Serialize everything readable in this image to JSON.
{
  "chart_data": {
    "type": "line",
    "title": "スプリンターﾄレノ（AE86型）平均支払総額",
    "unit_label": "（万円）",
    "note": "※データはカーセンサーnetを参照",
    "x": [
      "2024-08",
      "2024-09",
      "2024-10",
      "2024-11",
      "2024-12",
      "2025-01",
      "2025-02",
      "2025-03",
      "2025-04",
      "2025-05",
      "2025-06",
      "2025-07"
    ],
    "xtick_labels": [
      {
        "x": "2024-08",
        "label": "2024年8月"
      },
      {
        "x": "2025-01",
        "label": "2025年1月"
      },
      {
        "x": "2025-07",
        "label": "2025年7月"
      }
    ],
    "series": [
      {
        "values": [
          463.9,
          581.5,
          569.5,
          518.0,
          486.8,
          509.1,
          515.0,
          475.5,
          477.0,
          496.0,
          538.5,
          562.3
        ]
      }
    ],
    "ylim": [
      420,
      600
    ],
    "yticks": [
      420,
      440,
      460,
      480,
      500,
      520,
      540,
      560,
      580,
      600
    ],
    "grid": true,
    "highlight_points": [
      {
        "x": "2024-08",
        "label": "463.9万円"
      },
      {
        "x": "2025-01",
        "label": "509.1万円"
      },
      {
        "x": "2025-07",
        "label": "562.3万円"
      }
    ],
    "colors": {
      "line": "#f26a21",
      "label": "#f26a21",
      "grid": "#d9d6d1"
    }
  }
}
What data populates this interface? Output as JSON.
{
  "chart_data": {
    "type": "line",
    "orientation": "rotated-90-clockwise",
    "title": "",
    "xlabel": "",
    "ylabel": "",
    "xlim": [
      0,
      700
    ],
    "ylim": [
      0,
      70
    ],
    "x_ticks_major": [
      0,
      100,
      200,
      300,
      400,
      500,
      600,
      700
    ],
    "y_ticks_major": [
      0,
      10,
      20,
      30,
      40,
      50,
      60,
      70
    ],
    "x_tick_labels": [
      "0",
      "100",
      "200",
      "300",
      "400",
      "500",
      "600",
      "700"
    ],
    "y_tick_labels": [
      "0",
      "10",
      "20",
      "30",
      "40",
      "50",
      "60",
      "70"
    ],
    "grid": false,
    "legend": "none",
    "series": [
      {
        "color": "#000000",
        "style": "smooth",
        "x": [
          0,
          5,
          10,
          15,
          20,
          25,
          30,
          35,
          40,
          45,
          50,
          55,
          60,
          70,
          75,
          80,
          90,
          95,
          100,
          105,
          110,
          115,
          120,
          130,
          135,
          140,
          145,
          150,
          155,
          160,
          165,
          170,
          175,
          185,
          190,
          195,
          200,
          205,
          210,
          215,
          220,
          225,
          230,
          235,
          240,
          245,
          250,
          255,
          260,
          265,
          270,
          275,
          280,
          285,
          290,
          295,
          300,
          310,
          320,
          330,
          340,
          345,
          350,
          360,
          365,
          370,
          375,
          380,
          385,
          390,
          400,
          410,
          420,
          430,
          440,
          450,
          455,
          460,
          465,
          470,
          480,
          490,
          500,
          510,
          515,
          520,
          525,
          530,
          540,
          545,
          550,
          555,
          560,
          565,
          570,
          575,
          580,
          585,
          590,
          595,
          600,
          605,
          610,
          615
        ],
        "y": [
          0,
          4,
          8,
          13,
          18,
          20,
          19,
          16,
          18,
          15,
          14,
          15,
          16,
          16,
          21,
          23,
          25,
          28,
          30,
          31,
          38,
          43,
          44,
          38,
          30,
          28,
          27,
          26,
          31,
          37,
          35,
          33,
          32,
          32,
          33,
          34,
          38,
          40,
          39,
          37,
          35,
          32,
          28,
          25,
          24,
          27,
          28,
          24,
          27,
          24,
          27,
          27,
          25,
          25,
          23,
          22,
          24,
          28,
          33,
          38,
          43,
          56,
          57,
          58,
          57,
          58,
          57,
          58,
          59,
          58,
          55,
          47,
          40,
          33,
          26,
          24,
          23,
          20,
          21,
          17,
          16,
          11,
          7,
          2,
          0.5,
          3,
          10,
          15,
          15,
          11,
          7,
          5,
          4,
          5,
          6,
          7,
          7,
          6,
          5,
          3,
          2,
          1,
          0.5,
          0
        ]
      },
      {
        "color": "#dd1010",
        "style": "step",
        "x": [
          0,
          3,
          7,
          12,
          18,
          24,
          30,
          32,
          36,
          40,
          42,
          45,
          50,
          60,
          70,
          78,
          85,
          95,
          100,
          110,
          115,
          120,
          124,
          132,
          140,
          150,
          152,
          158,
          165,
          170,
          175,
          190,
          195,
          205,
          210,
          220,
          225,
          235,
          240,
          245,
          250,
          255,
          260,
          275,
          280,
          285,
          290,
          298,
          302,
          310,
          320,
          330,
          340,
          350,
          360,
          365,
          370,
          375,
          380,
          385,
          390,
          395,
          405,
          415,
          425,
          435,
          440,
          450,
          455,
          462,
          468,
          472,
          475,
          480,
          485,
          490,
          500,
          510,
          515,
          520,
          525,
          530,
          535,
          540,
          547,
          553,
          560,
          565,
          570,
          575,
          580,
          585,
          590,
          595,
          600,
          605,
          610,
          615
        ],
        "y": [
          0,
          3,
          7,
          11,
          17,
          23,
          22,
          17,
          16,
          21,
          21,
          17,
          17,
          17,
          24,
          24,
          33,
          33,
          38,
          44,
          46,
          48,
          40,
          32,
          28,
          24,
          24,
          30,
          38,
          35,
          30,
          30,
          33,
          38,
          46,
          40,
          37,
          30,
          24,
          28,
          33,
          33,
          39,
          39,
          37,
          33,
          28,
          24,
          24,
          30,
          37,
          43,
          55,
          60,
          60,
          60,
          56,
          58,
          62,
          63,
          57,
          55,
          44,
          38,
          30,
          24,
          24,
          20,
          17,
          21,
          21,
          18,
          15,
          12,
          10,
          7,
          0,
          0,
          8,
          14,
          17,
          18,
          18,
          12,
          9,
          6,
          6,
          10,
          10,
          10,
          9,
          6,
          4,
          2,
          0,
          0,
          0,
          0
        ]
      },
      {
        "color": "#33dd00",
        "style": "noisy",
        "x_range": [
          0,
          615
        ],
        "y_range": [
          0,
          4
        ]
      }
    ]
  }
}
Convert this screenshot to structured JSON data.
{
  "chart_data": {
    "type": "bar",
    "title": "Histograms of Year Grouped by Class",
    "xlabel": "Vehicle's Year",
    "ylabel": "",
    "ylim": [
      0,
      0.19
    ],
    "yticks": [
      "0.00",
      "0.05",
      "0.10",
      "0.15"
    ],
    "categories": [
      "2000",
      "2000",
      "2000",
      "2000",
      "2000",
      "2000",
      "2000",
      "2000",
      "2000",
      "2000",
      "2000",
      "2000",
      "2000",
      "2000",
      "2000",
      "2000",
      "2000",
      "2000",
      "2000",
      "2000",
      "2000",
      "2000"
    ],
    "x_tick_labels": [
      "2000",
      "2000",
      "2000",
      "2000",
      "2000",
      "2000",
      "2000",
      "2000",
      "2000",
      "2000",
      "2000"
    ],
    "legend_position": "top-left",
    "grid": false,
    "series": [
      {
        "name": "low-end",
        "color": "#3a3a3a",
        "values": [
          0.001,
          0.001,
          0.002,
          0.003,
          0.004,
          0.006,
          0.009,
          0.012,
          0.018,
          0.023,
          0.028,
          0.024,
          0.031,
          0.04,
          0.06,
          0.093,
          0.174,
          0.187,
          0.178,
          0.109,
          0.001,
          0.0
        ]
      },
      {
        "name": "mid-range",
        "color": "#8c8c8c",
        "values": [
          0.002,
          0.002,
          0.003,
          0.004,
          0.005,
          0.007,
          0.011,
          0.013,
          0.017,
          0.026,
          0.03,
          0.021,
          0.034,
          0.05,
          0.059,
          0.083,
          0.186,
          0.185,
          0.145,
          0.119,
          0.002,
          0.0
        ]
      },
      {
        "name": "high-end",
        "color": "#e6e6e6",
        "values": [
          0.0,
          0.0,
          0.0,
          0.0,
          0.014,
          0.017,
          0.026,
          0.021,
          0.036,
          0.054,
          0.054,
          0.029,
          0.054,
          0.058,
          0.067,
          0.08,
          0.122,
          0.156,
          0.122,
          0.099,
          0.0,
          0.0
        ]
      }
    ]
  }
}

++++

_THE REQUEST:_ Check each line of the data above for the word "JSON" and say how many lines contain it, giving nothing besides the number.

_EXPECTED OUTPUT:_ 3